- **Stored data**
# # # #

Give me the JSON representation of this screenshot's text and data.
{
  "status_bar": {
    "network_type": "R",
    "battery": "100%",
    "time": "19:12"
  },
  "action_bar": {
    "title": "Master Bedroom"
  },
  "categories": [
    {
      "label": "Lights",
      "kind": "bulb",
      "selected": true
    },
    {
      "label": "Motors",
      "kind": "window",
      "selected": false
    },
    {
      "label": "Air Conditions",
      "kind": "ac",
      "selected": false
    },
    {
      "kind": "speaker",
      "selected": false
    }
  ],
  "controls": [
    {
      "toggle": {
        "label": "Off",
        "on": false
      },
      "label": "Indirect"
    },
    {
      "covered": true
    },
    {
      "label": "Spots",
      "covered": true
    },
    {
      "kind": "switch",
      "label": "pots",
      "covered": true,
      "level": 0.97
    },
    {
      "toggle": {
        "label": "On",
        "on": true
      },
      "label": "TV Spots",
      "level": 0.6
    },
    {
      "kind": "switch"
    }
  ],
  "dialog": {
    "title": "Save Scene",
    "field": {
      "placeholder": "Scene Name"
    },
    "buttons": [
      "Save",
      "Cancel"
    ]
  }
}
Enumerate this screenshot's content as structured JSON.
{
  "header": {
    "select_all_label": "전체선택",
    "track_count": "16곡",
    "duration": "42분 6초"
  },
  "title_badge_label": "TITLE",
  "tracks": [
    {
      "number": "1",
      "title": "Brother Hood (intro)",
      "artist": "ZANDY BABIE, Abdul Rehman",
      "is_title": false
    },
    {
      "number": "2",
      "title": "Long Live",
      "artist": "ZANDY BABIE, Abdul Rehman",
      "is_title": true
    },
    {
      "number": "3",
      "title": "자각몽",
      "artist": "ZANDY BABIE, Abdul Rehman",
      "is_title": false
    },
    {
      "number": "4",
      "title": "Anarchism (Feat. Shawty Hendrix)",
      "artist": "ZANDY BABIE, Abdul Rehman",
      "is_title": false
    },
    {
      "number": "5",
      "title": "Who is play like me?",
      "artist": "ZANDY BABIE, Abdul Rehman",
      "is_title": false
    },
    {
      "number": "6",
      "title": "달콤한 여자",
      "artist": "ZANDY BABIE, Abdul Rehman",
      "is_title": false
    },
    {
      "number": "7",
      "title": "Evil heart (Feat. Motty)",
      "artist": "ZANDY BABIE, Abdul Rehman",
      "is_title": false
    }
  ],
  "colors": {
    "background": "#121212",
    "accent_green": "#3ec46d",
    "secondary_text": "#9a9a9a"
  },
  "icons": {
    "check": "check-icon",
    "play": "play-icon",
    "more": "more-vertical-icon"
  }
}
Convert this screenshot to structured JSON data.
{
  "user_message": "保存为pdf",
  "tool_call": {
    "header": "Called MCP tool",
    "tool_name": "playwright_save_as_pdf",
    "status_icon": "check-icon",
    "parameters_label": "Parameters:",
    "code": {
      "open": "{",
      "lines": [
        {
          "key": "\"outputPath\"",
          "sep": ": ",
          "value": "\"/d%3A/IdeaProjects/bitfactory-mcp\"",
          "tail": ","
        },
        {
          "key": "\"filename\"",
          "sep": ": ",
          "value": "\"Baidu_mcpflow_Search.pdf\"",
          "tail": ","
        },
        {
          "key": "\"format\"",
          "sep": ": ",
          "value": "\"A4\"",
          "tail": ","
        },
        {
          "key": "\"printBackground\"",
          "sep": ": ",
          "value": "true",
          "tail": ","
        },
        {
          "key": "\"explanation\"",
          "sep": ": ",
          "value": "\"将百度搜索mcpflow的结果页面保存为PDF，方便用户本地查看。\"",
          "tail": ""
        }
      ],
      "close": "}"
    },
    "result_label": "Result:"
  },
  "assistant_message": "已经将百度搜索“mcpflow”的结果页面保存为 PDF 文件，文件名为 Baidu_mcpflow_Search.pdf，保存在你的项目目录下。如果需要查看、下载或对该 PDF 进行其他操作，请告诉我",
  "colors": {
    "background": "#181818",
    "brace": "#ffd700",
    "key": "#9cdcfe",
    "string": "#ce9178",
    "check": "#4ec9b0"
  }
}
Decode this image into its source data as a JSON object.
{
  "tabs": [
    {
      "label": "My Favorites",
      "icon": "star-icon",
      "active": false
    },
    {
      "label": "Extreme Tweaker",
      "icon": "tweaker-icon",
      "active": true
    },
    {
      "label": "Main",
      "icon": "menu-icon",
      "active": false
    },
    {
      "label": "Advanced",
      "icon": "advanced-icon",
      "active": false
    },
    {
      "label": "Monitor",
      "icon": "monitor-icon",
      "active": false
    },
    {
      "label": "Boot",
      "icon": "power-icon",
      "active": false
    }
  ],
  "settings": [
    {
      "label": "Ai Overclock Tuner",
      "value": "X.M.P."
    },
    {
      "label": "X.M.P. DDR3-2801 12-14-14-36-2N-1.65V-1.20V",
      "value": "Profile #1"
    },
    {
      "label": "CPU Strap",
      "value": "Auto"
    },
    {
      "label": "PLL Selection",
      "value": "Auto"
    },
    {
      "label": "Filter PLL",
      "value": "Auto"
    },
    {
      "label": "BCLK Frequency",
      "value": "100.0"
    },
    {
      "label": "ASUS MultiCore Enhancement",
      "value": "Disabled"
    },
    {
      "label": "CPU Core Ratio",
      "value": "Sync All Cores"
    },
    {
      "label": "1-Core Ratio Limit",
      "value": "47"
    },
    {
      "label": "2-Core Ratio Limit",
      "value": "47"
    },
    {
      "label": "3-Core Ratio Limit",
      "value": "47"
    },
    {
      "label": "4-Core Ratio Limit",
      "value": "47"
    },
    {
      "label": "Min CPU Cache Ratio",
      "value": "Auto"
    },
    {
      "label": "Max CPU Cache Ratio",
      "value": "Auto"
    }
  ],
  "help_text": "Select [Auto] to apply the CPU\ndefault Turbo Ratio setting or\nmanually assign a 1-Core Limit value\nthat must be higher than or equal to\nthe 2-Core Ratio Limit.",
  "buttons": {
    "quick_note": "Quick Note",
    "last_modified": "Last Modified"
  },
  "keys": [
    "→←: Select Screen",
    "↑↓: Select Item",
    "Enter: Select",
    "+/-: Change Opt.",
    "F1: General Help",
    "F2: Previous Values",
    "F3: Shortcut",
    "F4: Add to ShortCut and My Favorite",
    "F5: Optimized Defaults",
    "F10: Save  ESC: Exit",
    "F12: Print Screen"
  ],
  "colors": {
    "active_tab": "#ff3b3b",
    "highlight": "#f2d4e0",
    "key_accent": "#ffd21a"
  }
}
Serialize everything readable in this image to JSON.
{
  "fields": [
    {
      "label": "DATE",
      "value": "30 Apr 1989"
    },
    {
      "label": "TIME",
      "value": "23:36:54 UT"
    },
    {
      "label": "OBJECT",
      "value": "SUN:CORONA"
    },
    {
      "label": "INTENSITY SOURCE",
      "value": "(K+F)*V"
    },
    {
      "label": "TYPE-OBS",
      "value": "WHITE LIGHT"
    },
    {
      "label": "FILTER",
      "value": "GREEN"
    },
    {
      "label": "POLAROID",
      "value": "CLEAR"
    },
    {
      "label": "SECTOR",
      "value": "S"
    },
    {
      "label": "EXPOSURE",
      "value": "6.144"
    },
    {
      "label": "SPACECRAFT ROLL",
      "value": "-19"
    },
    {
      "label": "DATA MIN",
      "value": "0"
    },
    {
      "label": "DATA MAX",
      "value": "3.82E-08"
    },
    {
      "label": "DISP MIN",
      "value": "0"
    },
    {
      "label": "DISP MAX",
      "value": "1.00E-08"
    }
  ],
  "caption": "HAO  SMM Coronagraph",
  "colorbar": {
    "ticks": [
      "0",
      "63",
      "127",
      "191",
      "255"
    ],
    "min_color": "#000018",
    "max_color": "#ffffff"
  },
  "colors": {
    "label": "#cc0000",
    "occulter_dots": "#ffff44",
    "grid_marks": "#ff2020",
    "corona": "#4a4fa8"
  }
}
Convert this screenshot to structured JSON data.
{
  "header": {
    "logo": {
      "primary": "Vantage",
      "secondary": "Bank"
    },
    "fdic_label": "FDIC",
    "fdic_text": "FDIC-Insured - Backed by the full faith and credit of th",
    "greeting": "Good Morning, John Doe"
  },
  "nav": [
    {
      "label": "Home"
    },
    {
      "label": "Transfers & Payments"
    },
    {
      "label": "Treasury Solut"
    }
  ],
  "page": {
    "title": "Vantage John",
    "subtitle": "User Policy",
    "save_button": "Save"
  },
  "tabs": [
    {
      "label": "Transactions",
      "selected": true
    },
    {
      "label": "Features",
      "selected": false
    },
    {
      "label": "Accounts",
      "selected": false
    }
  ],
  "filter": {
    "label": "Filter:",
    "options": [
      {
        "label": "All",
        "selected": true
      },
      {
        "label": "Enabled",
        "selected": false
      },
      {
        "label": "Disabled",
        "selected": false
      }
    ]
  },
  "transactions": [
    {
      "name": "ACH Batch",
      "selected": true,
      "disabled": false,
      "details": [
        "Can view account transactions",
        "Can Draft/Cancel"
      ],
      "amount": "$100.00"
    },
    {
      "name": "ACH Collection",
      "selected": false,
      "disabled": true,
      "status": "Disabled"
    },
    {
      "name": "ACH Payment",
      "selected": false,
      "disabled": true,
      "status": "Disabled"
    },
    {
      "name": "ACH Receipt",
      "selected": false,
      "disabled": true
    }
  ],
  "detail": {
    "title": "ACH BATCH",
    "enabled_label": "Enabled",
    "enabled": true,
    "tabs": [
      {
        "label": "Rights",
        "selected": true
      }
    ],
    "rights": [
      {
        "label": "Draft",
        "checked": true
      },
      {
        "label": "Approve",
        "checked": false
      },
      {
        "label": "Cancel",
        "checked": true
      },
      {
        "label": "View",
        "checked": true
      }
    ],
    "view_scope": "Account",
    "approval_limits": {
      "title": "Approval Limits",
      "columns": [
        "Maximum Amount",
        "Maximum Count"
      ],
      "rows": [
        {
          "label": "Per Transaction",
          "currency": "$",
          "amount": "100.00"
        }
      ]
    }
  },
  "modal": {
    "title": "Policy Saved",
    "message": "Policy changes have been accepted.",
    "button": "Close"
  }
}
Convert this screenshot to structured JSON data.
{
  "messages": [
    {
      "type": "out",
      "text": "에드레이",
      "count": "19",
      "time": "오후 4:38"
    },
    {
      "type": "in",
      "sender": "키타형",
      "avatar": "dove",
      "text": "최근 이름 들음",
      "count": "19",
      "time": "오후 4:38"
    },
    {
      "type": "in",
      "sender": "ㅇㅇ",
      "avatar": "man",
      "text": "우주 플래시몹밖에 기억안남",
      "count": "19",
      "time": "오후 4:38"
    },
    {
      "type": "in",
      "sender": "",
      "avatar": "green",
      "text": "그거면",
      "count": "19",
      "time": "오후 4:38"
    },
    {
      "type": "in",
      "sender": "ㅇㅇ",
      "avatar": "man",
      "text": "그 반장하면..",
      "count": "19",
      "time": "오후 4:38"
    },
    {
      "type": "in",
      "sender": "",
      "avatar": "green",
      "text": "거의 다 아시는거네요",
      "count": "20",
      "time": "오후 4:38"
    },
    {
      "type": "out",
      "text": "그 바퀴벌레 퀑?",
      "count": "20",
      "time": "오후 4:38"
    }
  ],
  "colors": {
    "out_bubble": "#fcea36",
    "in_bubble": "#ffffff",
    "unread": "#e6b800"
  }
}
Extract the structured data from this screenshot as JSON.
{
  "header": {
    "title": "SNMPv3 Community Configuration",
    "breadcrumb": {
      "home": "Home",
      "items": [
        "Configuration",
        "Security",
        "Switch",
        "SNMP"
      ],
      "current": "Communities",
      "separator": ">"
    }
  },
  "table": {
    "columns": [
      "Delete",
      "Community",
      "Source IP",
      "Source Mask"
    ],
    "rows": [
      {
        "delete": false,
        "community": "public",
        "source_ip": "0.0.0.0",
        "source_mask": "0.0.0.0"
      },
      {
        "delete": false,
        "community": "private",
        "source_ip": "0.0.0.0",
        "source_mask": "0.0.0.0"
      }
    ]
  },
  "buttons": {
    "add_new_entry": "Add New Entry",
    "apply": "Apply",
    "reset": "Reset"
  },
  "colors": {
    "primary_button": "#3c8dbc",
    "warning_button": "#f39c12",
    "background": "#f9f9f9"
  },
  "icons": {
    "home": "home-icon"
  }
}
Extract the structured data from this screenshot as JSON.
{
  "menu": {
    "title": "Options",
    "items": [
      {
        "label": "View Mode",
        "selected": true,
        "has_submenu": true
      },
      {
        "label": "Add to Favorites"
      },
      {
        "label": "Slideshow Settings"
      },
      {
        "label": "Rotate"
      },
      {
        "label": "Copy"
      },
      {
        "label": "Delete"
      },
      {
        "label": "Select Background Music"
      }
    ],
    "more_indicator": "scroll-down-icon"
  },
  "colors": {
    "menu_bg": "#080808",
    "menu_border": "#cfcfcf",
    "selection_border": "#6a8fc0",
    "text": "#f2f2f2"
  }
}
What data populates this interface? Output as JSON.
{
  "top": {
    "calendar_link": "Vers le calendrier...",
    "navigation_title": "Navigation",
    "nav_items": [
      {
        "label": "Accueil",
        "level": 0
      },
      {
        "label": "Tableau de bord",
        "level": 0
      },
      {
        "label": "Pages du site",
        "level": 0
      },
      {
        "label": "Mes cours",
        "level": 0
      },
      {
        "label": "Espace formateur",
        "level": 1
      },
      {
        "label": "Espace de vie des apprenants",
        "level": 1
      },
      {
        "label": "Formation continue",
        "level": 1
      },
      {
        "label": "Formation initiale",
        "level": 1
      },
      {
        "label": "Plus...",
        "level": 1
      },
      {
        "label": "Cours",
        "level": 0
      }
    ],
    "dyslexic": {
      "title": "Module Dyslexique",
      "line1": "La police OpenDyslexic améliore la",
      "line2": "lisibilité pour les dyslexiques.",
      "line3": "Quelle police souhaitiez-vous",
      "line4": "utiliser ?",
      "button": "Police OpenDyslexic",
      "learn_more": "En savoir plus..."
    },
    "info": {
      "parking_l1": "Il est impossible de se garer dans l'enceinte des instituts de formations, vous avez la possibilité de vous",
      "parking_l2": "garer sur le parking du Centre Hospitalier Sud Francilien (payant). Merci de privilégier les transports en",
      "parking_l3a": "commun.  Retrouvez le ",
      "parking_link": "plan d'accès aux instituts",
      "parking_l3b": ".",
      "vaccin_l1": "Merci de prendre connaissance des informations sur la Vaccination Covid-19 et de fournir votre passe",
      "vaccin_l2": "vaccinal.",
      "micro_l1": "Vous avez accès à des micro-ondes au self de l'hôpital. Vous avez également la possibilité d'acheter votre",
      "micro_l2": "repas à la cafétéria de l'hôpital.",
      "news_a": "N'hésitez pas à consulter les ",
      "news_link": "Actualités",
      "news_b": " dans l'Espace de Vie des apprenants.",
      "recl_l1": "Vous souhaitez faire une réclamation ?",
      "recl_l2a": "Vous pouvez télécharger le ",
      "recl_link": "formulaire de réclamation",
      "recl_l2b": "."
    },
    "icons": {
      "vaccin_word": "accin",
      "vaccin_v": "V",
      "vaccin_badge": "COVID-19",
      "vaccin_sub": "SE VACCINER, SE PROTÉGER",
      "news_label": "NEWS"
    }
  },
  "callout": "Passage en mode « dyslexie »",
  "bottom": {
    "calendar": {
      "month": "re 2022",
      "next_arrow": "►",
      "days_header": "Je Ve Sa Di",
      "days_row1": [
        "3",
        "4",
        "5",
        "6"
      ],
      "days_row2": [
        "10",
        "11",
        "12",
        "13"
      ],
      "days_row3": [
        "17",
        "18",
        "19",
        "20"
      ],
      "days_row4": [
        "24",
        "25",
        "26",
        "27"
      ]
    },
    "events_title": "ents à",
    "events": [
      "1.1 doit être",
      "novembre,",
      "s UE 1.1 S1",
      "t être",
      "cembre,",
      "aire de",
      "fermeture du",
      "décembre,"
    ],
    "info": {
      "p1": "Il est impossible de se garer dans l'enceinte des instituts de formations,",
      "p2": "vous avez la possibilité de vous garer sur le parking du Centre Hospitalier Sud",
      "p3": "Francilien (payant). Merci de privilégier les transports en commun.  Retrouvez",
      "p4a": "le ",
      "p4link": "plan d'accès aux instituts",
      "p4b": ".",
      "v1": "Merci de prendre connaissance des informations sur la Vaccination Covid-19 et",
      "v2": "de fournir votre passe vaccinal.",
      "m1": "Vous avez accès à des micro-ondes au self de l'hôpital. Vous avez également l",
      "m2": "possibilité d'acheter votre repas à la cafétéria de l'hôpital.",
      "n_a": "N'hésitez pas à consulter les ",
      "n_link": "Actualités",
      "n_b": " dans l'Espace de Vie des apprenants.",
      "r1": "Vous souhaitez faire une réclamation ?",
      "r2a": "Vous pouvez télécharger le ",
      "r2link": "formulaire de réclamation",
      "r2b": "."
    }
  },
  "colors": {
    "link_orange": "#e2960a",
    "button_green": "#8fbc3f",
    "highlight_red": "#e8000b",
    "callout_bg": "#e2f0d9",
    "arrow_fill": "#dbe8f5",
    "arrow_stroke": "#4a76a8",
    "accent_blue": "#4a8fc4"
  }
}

# # # #

- **PROBLEM TO WORK ON**
Across the records, how many lines contain "possibilité"? Only the number should be given.

- **PROBLEM SOLUTION**
4